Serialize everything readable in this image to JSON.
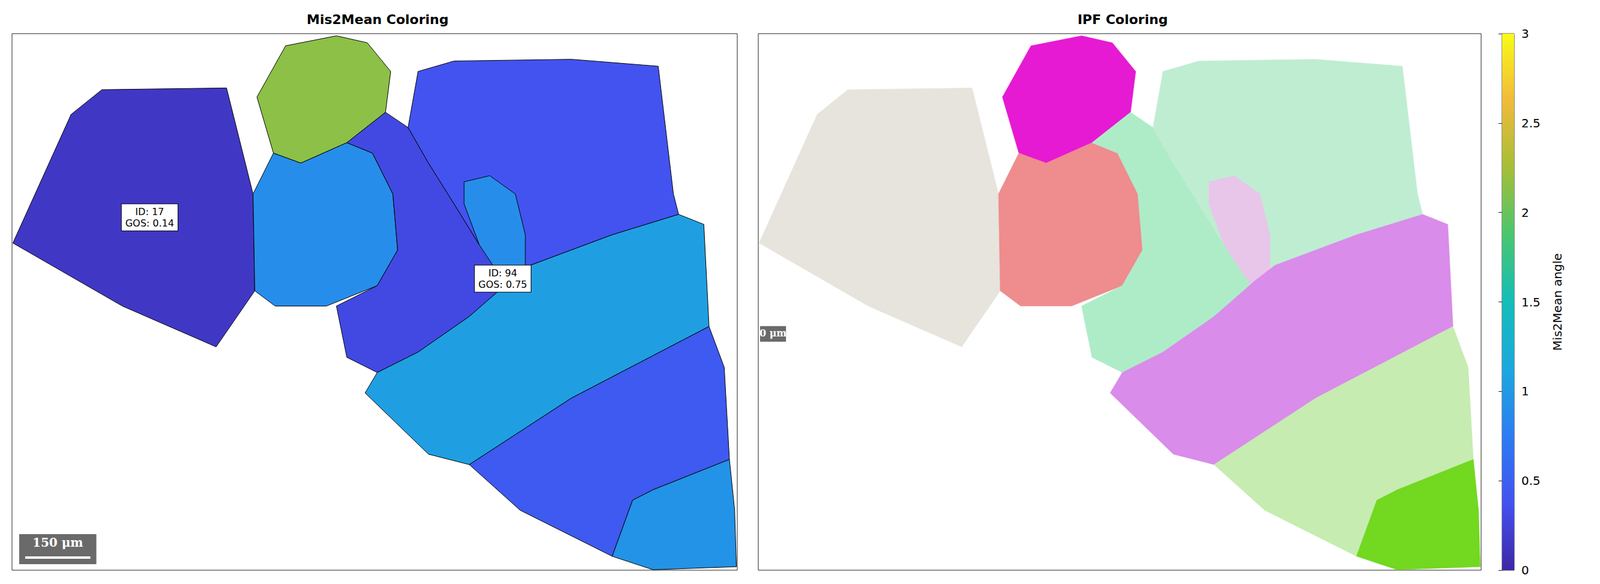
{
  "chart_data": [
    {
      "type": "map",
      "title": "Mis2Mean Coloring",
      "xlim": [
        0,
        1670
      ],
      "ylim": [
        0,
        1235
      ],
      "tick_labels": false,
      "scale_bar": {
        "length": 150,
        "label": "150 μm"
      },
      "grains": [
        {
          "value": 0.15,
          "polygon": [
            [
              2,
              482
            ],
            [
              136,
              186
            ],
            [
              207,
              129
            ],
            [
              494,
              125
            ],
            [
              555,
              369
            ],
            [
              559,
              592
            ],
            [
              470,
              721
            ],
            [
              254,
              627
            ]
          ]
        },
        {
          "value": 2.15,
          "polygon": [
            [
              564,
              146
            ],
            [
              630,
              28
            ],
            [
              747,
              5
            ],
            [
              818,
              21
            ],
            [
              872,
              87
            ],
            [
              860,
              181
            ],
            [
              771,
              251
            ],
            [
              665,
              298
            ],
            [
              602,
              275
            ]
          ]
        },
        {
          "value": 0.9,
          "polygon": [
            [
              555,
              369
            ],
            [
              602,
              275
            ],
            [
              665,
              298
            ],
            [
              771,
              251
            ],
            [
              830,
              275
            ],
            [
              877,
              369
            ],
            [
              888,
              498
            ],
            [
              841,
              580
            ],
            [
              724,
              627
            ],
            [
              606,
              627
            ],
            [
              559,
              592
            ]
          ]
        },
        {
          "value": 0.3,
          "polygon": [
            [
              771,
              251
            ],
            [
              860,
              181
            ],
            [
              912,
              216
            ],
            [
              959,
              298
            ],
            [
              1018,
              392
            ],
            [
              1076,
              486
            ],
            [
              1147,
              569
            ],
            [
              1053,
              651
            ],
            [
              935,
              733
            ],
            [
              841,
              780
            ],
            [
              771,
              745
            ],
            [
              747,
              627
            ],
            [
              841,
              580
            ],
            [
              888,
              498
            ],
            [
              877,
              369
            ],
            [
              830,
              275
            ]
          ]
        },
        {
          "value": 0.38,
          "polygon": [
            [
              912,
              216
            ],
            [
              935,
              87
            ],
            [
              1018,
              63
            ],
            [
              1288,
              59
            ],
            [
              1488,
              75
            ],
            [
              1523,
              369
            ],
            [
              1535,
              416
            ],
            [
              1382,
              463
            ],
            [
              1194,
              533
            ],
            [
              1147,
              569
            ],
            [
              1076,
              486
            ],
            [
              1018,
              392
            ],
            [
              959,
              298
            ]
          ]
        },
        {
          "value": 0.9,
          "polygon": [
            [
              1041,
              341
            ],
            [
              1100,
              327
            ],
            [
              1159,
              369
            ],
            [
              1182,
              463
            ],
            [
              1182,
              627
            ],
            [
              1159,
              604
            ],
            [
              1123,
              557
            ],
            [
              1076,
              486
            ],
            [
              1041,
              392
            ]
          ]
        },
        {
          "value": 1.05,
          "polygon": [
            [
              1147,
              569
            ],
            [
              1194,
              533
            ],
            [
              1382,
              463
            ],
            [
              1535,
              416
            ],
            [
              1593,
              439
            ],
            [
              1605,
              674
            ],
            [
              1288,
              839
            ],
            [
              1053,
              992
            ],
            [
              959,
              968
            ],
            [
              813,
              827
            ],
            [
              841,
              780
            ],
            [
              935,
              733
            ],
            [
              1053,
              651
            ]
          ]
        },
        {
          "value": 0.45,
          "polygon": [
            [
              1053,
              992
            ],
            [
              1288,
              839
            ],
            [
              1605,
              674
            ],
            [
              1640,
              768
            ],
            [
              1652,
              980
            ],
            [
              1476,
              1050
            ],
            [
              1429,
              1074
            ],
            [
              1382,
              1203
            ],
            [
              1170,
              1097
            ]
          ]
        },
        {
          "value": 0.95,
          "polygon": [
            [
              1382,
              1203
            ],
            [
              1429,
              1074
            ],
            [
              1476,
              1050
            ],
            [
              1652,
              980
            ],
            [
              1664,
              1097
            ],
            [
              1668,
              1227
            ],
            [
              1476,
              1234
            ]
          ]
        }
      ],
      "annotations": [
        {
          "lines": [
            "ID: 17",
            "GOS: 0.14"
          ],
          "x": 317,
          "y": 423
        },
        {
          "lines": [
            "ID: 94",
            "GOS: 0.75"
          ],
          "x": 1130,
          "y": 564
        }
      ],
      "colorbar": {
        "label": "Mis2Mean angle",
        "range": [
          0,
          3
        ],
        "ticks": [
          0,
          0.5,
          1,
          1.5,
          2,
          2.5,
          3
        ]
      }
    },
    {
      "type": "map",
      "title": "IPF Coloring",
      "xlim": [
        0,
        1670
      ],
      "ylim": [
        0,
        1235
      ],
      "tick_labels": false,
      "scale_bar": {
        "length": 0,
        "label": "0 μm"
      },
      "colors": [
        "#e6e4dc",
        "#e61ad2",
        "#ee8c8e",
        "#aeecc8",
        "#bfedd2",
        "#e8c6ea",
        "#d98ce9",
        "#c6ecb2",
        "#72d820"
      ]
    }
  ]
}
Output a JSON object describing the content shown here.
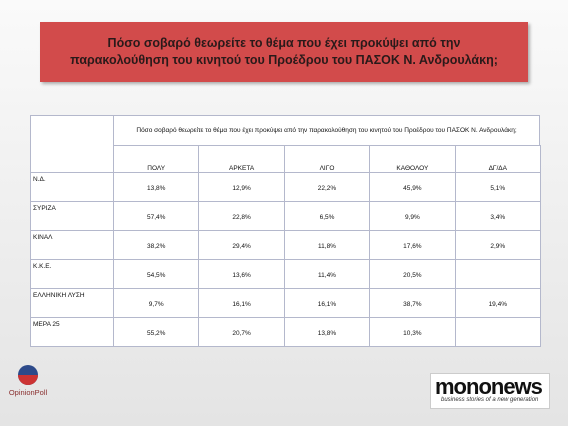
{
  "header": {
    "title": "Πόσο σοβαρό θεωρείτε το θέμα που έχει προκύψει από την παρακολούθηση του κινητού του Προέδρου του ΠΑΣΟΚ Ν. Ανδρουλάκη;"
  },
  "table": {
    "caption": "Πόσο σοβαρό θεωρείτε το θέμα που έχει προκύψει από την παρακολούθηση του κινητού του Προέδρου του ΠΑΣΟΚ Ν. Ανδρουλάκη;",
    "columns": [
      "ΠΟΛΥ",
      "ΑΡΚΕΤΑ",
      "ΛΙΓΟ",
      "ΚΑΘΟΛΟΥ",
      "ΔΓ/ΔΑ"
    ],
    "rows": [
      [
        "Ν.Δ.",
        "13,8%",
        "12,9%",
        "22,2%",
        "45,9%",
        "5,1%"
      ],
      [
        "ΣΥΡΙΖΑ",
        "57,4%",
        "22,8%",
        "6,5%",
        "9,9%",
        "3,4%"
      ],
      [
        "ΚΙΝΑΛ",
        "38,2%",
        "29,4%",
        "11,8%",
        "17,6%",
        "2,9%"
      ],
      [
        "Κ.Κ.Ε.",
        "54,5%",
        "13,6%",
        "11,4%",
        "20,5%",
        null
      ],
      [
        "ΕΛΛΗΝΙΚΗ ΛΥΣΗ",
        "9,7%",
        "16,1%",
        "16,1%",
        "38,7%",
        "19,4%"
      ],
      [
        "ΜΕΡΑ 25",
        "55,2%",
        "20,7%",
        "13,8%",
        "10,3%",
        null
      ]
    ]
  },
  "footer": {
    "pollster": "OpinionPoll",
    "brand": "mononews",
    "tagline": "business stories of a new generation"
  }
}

Your task ::
Retype all entries exactly as they appear, dropping the images.

Result of this task ::
Serialize everything readable in this image to JSON.
{
  "chart_data": [
    {
      "type": "map",
      "title": "Mis2Mean Coloring",
      "xlim": [
        0,
        1670
      ],
      "ylim": [
        0,
        1235
      ],
      "tick_labels": false,
      "scale_bar": {
        "length": 150,
        "label": "150 μm"
      },
      "grains": [
        {
          "value": 0.15,
          "polygon": [
            [
              2,
              482
            ],
            [
              136,
              186
            ],
            [
              207,
              129
            ],
            [
              494,
              125
            ],
            [
              555,
              369
            ],
            [
              559,
              592
            ],
            [
              470,
              721
            ],
            [
              254,
              627
            ]
          ]
        },
        {
          "value": 2.15,
          "polygon": [
            [
              564,
              146
            ],
            [
              630,
              28
            ],
            [
              747,
              5
            ],
            [
              818,
              21
            ],
            [
              872,
              87
            ],
            [
              860,
              181
            ],
            [
              771,
              251
            ],
            [
              665,
              298
            ],
            [
              602,
              275
            ]
          ]
        },
        {
          "value": 0.9,
          "polygon": [
            [
              555,
              369
            ],
            [
              602,
              275
            ],
            [
              665,
              298
            ],
            [
              771,
              251
            ],
            [
              830,
              275
            ],
            [
              877,
              369
            ],
            [
              888,
              498
            ],
            [
              841,
              580
            ],
            [
              724,
              627
            ],
            [
              606,
              627
            ],
            [
              559,
              592
            ]
          ]
        },
        {
          "value": 0.3,
          "polygon": [
            [
              771,
              251
            ],
            [
              860,
              181
            ],
            [
              912,
              216
            ],
            [
              959,
              298
            ],
            [
              1018,
              392
            ],
            [
              1076,
              486
            ],
            [
              1147,
              569
            ],
            [
              1053,
              651
            ],
            [
              935,
              733
            ],
            [
              841,
              780
            ],
            [
              771,
              745
            ],
            [
              747,
              627
            ],
            [
              841,
              580
            ],
            [
              888,
              498
            ],
            [
              877,
              369
            ],
            [
              830,
              275
            ]
          ]
        },
        {
          "value": 0.38,
          "polygon": [
            [
              912,
              216
            ],
            [
              935,
              87
            ],
            [
              1018,
              63
            ],
            [
              1288,
              59
            ],
            [
              1488,
              75
            ],
            [
              1523,
              369
            ],
            [
              1535,
              416
            ],
            [
              1382,
              463
            ],
            [
              1194,
              533
            ],
            [
              1147,
              569
            ],
            [
              1076,
              486
            ],
            [
              1018,
              392
            ],
            [
              959,
              298
            ]
          ]
        },
        {
          "value": 0.9,
          "polygon": [
            [
              1041,
              341
            ],
            [
              1100,
              327
            ],
            [
              1159,
              369
            ],
            [
              1182,
              463
            ],
            [
              1182,
              627
            ],
            [
              1159,
              604
            ],
            [
              1123,
              557
            ],
            [
              1076,
              486
            ],
            [
              1041,
              392
            ]
          ]
        },
        {
          "value": 1.05,
          "polygon": [
            [
              1147,
              569
            ],
            [
              1194,
              533
            ],
            [
              1382,
              463
            ],
            [
              1535,
              416
            ],
            [
              1593,
              439
            ],
            [
              1605,
              674
            ],
            [
              1288,
              839
            ],
            [
              1053,
              992
            ],
            [
              959,
              968
            ],
            [
              813,
              827
            ],
            [
              841,
              780
            ],
            [
              935,
              733
            ],
            [
              1053,
              651
            ]
          ]
        },
        {
          "value": 0.45,
          "polygon": [
            [
              1053,
              992
            ],
            [
              1288,
              839
            ],
            [
              1605,
              674
            ],
            [
              1640,
              768
            ],
            [
              1652,
              980
            ],
            [
              1476,
              1050
            ],
            [
              1429,
              1074
            ],
            [
              1382,
              1203
            ],
            [
              1170,
              1097
            ]
          ]
        },
        {
          "value": 0.95,
          "polygon": [
            [
              1382,
              1203
            ],
            [
              1429,
              1074
            ],
            [
              1476,
              1050
            ],
            [
              1652,
              980
            ],
            [
              1664,
              1097
            ],
            [
              1668,
              1227
            ],
            [
              1476,
              1234
            ]
          ]
        }
      ],
      "annotations": [
        {
          "lines": [
            "ID: 17",
            "GOS: 0.14"
          ],
          "x": 317,
          "y": 423
        },
        {
          "lines": [
            "ID: 94",
            "GOS: 0.75"
          ],
          "x": 1130,
          "y": 564
        }
      ],
      "colorbar": {
        "label": "Mis2Mean angle",
        "range": [
          0,
          3
        ],
        "ticks": [
          0,
          0.5,
          1,
          1.5,
          2,
          2.5,
          3
        ]
      }
    },
    {
      "type": "map",
      "title": "IPF Coloring",
      "xlim": [
        0,
        1670
      ],
      "ylim": [
        0,
        1235
      ],
      "tick_labels": false,
      "scale_bar": {
        "length": 0,
        "label": "0 μm"
      },
      "colors": [
        "#e6e4dc",
        "#e61ad2",
        "#ee8c8e",
        "#aeecc8",
        "#bfedd2",
        "#e8c6ea",
        "#d98ce9",
        "#c6ecb2",
        "#72d820"
      ]
    }
  ]
}
Output a JSON object describing the content shown here.
{
  "header": {
    "title": "Πόσο σοβαρό θεωρείτε το θέμα που έχει προκύψει από την παρακολούθηση του κινητού του Προέδρου του ΠΑΣΟΚ Ν. Ανδρουλάκη;"
  },
  "table": {
    "caption": "Πόσο σοβαρό θεωρείτε το θέμα που έχει προκύψει από την παρακολούθηση του κινητού του Προέδρου του ΠΑΣΟΚ Ν. Ανδρουλάκη;",
    "columns": [
      "ΠΟΛΥ",
      "ΑΡΚΕΤΑ",
      "ΛΙΓΟ",
      "ΚΑΘΟΛΟΥ",
      "ΔΓ/ΔΑ"
    ],
    "rows": [
      [
        "Ν.Δ.",
        "13,8%",
        "12,9%",
        "22,2%",
        "45,9%",
        "5,1%"
      ],
      [
        "ΣΥΡΙΖΑ",
        "57,4%",
        "22,8%",
        "6,5%",
        "9,9%",
        "3,4%"
      ],
      [
        "ΚΙΝΑΛ",
        "38,2%",
        "29,4%",
        "11,8%",
        "17,6%",
        "2,9%"
      ],
      [
        "Κ.Κ.Ε.",
        "54,5%",
        "13,6%",
        "11,4%",
        "20,5%",
        null
      ],
      [
        "ΕΛΛΗΝΙΚΗ ΛΥΣΗ",
        "9,7%",
        "16,1%",
        "16,1%",
        "38,7%",
        "19,4%"
      ],
      [
        "ΜΕΡΑ 25",
        "55,2%",
        "20,7%",
        "13,8%",
        "10,3%",
        null
      ]
    ]
  },
  "footer": {
    "pollster": "OpinionPoll",
    "brand": "mononews",
    "tagline": "business stories of a new generation"
  }
}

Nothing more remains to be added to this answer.